[Labeled box records]
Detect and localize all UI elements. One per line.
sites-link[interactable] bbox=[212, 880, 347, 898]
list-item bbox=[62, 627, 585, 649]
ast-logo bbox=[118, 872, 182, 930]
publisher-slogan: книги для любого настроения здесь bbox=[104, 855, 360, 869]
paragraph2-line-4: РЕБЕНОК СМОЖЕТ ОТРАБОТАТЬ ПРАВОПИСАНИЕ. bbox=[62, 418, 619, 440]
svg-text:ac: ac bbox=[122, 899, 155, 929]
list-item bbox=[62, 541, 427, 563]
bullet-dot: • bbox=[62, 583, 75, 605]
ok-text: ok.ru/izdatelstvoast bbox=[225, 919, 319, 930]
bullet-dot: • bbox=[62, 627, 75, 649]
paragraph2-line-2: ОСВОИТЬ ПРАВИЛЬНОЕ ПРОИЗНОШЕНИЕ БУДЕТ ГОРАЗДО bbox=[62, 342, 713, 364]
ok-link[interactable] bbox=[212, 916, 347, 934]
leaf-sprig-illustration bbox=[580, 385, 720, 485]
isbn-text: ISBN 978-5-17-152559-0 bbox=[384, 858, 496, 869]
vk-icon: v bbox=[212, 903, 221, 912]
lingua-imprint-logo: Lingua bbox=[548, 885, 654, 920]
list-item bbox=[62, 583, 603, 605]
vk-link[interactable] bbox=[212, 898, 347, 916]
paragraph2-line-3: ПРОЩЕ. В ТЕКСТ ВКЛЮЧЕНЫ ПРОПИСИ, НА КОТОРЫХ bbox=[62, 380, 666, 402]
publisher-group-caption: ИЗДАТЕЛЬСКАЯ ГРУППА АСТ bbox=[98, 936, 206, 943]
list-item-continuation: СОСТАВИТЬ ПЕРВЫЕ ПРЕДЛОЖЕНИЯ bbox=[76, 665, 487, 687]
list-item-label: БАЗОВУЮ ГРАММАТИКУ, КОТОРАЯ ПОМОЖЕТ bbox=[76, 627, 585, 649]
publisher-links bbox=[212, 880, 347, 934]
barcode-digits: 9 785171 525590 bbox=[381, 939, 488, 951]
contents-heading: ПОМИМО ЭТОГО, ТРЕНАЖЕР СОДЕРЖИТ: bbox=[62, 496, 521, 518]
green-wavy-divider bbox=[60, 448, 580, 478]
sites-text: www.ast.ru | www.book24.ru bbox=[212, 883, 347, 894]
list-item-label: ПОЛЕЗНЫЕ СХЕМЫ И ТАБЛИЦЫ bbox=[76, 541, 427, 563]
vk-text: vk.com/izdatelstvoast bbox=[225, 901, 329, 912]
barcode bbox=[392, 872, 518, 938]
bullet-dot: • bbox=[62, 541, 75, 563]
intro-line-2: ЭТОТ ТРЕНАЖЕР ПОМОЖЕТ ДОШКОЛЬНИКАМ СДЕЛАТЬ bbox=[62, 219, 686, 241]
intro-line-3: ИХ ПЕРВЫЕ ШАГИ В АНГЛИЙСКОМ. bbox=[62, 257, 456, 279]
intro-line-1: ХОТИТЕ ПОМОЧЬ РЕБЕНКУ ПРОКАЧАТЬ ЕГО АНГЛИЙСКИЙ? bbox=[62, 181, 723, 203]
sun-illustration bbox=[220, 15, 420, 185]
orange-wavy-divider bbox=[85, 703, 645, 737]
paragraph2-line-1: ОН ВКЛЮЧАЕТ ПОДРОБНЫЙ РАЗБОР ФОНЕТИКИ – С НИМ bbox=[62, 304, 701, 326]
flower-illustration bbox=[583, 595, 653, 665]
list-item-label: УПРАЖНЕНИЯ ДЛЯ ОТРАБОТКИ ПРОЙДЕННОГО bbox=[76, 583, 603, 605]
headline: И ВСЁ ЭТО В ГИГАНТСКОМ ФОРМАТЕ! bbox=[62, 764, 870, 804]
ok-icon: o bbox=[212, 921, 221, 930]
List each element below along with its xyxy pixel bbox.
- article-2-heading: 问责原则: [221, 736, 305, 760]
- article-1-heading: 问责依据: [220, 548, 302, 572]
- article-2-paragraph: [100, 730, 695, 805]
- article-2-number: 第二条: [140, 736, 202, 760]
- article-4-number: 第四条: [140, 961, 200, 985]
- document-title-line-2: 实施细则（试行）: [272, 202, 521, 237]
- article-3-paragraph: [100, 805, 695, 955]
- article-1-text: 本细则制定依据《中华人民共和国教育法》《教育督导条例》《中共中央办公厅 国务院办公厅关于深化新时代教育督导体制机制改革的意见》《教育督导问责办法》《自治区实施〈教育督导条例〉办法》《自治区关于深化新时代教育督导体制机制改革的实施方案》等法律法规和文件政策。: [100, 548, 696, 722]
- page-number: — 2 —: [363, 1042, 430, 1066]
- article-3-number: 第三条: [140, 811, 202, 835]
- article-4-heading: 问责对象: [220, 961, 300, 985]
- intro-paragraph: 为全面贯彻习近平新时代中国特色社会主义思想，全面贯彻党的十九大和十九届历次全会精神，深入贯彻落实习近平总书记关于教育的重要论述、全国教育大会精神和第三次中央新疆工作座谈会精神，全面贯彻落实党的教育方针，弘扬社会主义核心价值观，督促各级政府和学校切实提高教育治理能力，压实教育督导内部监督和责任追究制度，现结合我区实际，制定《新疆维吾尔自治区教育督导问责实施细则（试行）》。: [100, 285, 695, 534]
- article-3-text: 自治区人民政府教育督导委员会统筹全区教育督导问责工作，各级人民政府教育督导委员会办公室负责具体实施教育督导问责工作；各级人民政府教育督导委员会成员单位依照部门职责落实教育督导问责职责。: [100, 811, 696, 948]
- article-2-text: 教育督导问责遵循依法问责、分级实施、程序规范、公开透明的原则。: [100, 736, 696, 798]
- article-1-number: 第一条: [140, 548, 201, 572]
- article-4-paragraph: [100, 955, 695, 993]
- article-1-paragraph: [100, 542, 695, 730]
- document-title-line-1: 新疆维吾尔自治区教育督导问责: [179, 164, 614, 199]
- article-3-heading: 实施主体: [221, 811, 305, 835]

* **PROMPT**
Put every line from the first one through the line containing "paragraph2-line-4: РЕБЕНОК СМОЖЕТ", inclusive, into a JSON list of strings, one string per line, leaving out any blank lines.

* **CORRECT OUTPUT**
[
  "Detect and localize all UI elements. One per line.",
  "sites-link[interactable] bbox=[212, 880, 347, 898]",
  "list-item bbox=[62, 627, 585, 649]",
  "ast-logo bbox=[118, 872, 182, 930]",
  "publisher-slogan: книги для любого настроения здесь bbox=[104, 855, 360, 869]",
  "paragraph2-line-4: РЕБЕНОК СМОЖЕТ ОТРАБОТАТЬ ПРАВОПИСАНИЕ. bbox=[62, 418, 619, 440]"
]